begin RECORDED INFORMATION

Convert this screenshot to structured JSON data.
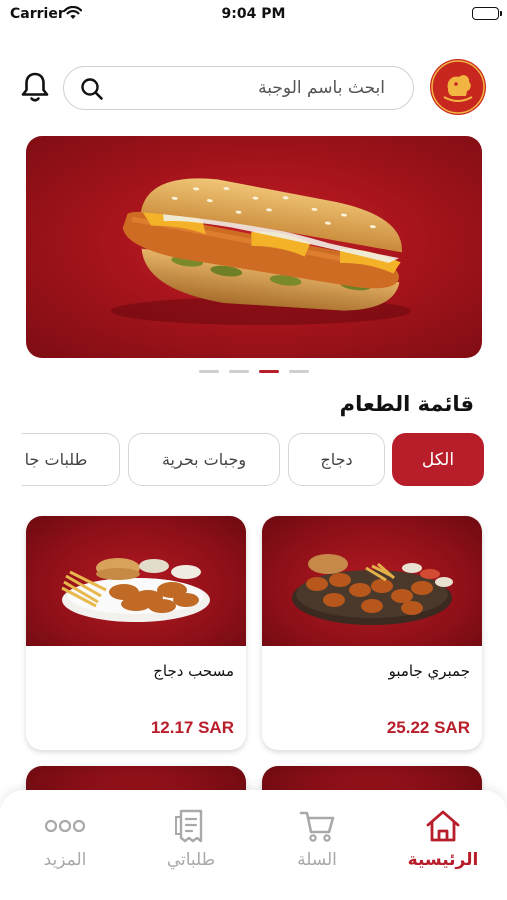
{
  "status_bar": {
    "carrier": "Carrier",
    "time": "9:04 PM"
  },
  "header": {
    "search_placeholder": "ابحث باسم الوجبة"
  },
  "banner": {
    "slide_count": 4,
    "active_slide": 3
  },
  "menu": {
    "title": "قائمة الطعام",
    "categories": [
      {
        "label": "الكل",
        "active": true
      },
      {
        "label": "دجاج",
        "active": false
      },
      {
        "label": "وجبات بحرية",
        "active": false
      },
      {
        "label": "طلبات جا",
        "active": false
      }
    ]
  },
  "products": [
    {
      "name": "جمبري جامبو",
      "price": "25.22 SAR"
    },
    {
      "name": "مسحب دجاج",
      "price": "12.17 SAR"
    }
  ],
  "bottom_nav": [
    {
      "label": "الرئيسية",
      "icon": "home-icon",
      "active": true
    },
    {
      "label": "السلة",
      "icon": "cart-icon",
      "active": false
    },
    {
      "label": "طلباتي",
      "icon": "receipt-icon",
      "active": false
    },
    {
      "label": "المزيد",
      "icon": "more-icon",
      "active": false
    }
  ],
  "colors": {
    "accent": "#b81d2a",
    "banner": "#a8141c",
    "inactive": "#a9a9a9"
  }
}
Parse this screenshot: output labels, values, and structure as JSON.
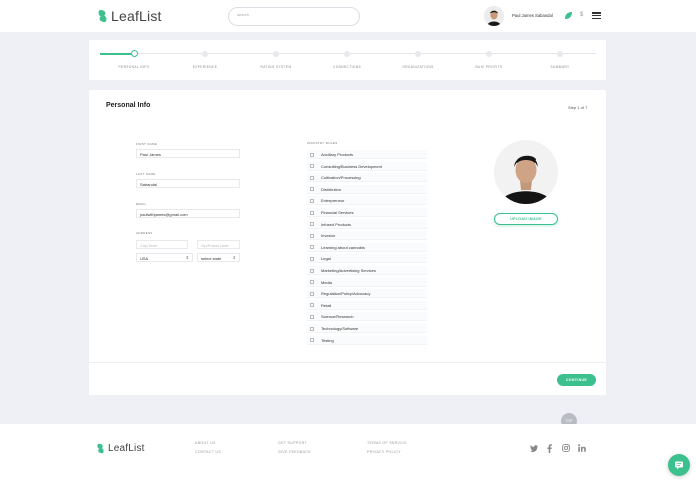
{
  "header": {
    "logo_text": "LeafList",
    "search_placeholder": "search",
    "user_name": "Paul James Sabandal",
    "currency_symbol": "$"
  },
  "stepper": {
    "active_index": 0,
    "steps": [
      {
        "label": "PERSONAL INFO"
      },
      {
        "label": "EXPERIENCE"
      },
      {
        "label": "RATING SYSTEM"
      },
      {
        "label": "CONNECTIONS"
      },
      {
        "label": "ORGANIZATIONS"
      },
      {
        "label": "BUSI PROFITS"
      },
      {
        "label": "SUMMARY"
      }
    ]
  },
  "form": {
    "title": "Personal Info",
    "step_count": "Step 1 of 7",
    "first_name_label": "FIRST NAME",
    "first_name_value": "Paul James",
    "last_name_label": "LAST NAME",
    "last_name_value": "Sabandal",
    "email_label": "EMAIL",
    "email_value": "paulwithjames@gmail.com",
    "address_label": "ADDRESS",
    "city_placeholder": "City/Town",
    "zip_placeholder": "Zip/Postal code",
    "country_value": "USA",
    "state_value": "select state",
    "industry_label": "INDUSTRY ROLES",
    "industries": [
      "Ancillary Products",
      "Consulting/Business Development",
      "Cultivation/Processing",
      "Distribution",
      "Entrepreneur",
      "Financial Services",
      "Infused Products",
      "Investor",
      "Learning about cannabis",
      "Legal",
      "Marketing/Advertising Services",
      "Media",
      "Regulation/Policy/Advocacy",
      "Retail",
      "Science/Research",
      "Technology/Software",
      "Testing"
    ],
    "upload_label": "UPLOAD IMAGE",
    "continue_label": "CONTINUE",
    "top_label": "TOP"
  },
  "footer": {
    "logo_text": "LeafList",
    "links": [
      "ABOUT US",
      "CONTACT US",
      "GET SUPPORT",
      "GIVE FEEDBACK",
      "TERMS OF SERVICE",
      "PRIVACY POLICY"
    ],
    "social_icons": [
      "twitter-icon",
      "facebook-icon",
      "instagram-icon",
      "linkedin-icon"
    ]
  },
  "colors": {
    "accent": "#3cc08d",
    "background": "#eef0f5"
  }
}
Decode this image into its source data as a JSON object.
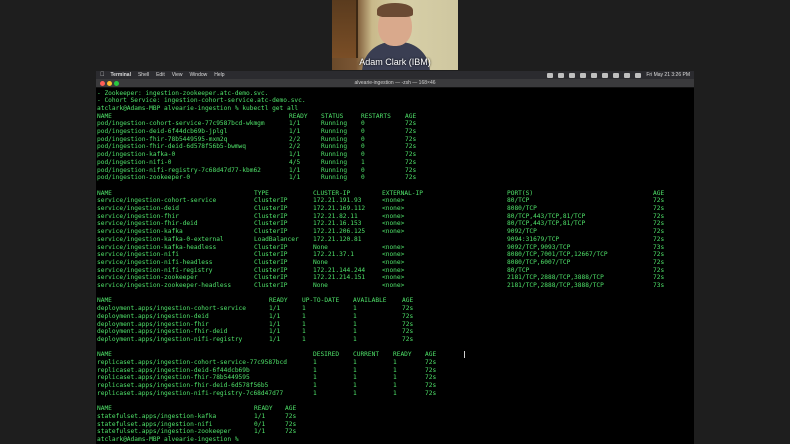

end RECORDED INFORMATION

WHAT YOU ARE ASKED TO DO> Return the material word for word. Pictures are not part of the copy.

REPLY TO THE TASK>
Convert this screenshot to structured JSON data.
{
  "status_bar": {
    "carrier": "Carrier",
    "time": "9:04 PM"
  },
  "header": {
    "search_placeholder": "ابحث باسم الوجبة"
  },
  "banner": {
    "slide_count": 4,
    "active_slide": 3
  },
  "menu": {
    "title": "قائمة الطعام",
    "categories": [
      {
        "label": "الكل",
        "active": true
      },
      {
        "label": "دجاج",
        "active": false
      },
      {
        "label": "وجبات بحرية",
        "active": false
      },
      {
        "label": "طلبات جا",
        "active": false
      }
    ]
  },
  "products": [
    {
      "name": "جمبري جامبو",
      "price": "25.22 SAR"
    },
    {
      "name": "مسحب دجاج",
      "price": "12.17 SAR"
    }
  ],
  "bottom_nav": [
    {
      "label": "الرئيسية",
      "icon": "home-icon",
      "active": true
    },
    {
      "label": "السلة",
      "icon": "cart-icon",
      "active": false
    },
    {
      "label": "طلباتي",
      "icon": "receipt-icon",
      "active": false
    },
    {
      "label": "المزيد",
      "icon": "more-icon",
      "active": false
    }
  ],
  "colors": {
    "accent": "#b81d2a",
    "banner": "#a8141c",
    "inactive": "#a9a9a9"
  }
}
Parse this screenshot: output labels, values, and structure as JSON.
{
  "header": {
    "logo_text": "LeafList",
    "search_placeholder": "search",
    "user_name": "Paul James Sabandal",
    "currency_symbol": "$"
  },
  "stepper": {
    "active_index": 0,
    "steps": [
      {
        "label": "PERSONAL INFO"
      },
      {
        "label": "EXPERIENCE"
      },
      {
        "label": "RATING SYSTEM"
      },
      {
        "label": "CONNECTIONS"
      },
      {
        "label": "ORGANIZATIONS"
      },
      {
        "label": "BUSI PROFITS"
      },
      {
        "label": "SUMMARY"
      }
    ]
  },
  "form": {
    "title": "Personal Info",
    "step_count": "Step 1 of 7",
    "first_name_label": "FIRST NAME",
    "first_name_value": "Paul James",
    "last_name_label": "LAST NAME",
    "last_name_value": "Sabandal",
    "email_label": "EMAIL",
    "email_value": "paulwithjames@gmail.com",
    "address_label": "ADDRESS",
    "city_placeholder": "City/Town",
    "zip_placeholder": "Zip/Postal code",
    "country_value": "USA",
    "state_value": "select state",
    "industry_label": "INDUSTRY ROLES",
    "industries": [
      "Ancillary Products",
      "Consulting/Business Development",
      "Cultivation/Processing",
      "Distribution",
      "Entrepreneur",
      "Financial Services",
      "Infused Products",
      "Investor",
      "Learning about cannabis",
      "Legal",
      "Marketing/Advertising Services",
      "Media",
      "Regulation/Policy/Advocacy",
      "Retail",
      "Science/Research",
      "Technology/Software",
      "Testing"
    ],
    "upload_label": "UPLOAD IMAGE",
    "continue_label": "CONTINUE",
    "top_label": "TOP"
  },
  "footer": {
    "logo_text": "LeafList",
    "links": [
      "ABOUT US",
      "CONTACT US",
      "GET SUPPORT",
      "GIVE FEEDBACK",
      "TERMS OF SERVICE",
      "PRIVACY POLICY"
    ],
    "social_icons": [
      "twitter-icon",
      "facebook-icon",
      "instagram-icon",
      "linkedin-icon"
    ]
  },
  "colors": {
    "accent": "#3cc08d",
    "background": "#eef0f5"
  }
}
Decode this image into its source data as a JSON object.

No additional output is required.